### EXERCISE AIM
Copy each line below in which the word "icon" occurs.

---- DATA

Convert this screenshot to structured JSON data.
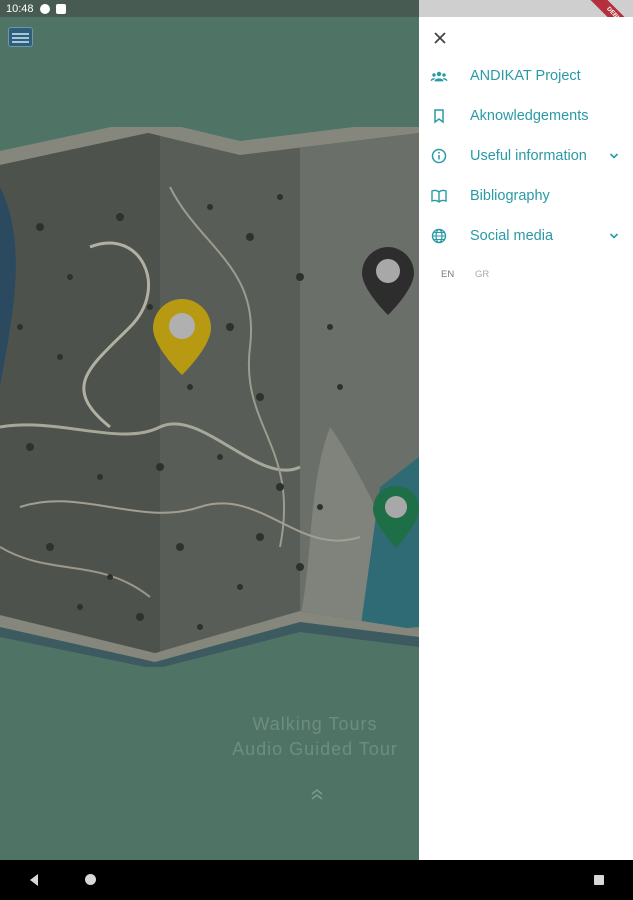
{
  "status_bar": {
    "time": "10:48"
  },
  "main": {
    "tour_lines": [
      "Walking Tours",
      "Audio Guided Tour"
    ]
  },
  "map": {
    "pins": [
      {
        "name": "yellow-pin",
        "color": "#b79a12"
      },
      {
        "name": "dark-pin",
        "color": "#2d2d2d"
      },
      {
        "name": "green-pin",
        "color": "#1e6f47"
      }
    ]
  },
  "drawer": {
    "menu": [
      {
        "label": "ANDIKAT Project",
        "icon": "people-icon",
        "expandable": false
      },
      {
        "label": "Aknowledgements",
        "icon": "bookmark-icon",
        "expandable": false
      },
      {
        "label": "Useful information",
        "icon": "info-icon",
        "expandable": true
      },
      {
        "label": "Bibliography",
        "icon": "book-icon",
        "expandable": false
      },
      {
        "label": "Social media",
        "icon": "globe-icon",
        "expandable": true
      }
    ],
    "languages": [
      "EN",
      "GR"
    ]
  },
  "colors": {
    "accent": "#2a9aa6",
    "background": "#4f7465",
    "drawer": "#ffffff"
  }
}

--------

### TASK ANSWER
        "icon": "people-icon",
        "icon": "bookmark-icon",
        "icon": "info-icon",
        "icon": "book-icon",
        "icon": "globe-icon",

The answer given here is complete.